-- Given exercise --
Where a line contains the word "yang", copy that line in full.

-- Data entries --
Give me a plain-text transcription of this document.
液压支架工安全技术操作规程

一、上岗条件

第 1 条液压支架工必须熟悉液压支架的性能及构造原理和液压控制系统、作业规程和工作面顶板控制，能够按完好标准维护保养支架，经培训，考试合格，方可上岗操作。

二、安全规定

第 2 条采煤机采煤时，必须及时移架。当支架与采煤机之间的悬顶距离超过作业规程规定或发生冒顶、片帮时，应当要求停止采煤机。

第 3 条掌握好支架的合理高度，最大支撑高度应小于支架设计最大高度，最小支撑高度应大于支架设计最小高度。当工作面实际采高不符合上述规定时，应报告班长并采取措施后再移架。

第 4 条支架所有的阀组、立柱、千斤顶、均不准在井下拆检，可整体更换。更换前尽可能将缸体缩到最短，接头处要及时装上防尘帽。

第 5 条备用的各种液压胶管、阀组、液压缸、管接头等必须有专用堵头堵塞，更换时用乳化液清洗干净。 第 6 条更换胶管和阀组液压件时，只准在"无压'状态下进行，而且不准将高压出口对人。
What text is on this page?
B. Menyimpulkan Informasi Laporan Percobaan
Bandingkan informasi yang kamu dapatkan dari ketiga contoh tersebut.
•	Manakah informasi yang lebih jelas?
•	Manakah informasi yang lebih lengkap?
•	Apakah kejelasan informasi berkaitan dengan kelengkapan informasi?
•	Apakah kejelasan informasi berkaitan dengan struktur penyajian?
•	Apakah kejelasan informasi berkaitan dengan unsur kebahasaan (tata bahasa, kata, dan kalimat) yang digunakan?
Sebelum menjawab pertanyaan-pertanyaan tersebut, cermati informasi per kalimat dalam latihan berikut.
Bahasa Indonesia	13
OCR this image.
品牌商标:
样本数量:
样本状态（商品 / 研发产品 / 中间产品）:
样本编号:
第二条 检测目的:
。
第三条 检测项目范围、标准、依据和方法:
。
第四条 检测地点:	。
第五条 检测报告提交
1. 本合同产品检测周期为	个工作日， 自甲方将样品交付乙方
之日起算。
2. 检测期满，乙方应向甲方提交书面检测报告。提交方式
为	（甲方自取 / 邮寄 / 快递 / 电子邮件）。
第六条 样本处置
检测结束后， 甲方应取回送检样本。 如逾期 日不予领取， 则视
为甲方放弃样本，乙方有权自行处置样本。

-- Output --
Bandingkan informasi yang kamu dapatkan dari ketiga contoh tersebut.
•	Manakah informasi yang lebih jelas?
•	Manakah informasi yang lebih lengkap?
•	Apakah kejelasan informasi berkaitan dengan unsur kebahasaan (tata bahasa, kata, dan kalimat) yang digunakan?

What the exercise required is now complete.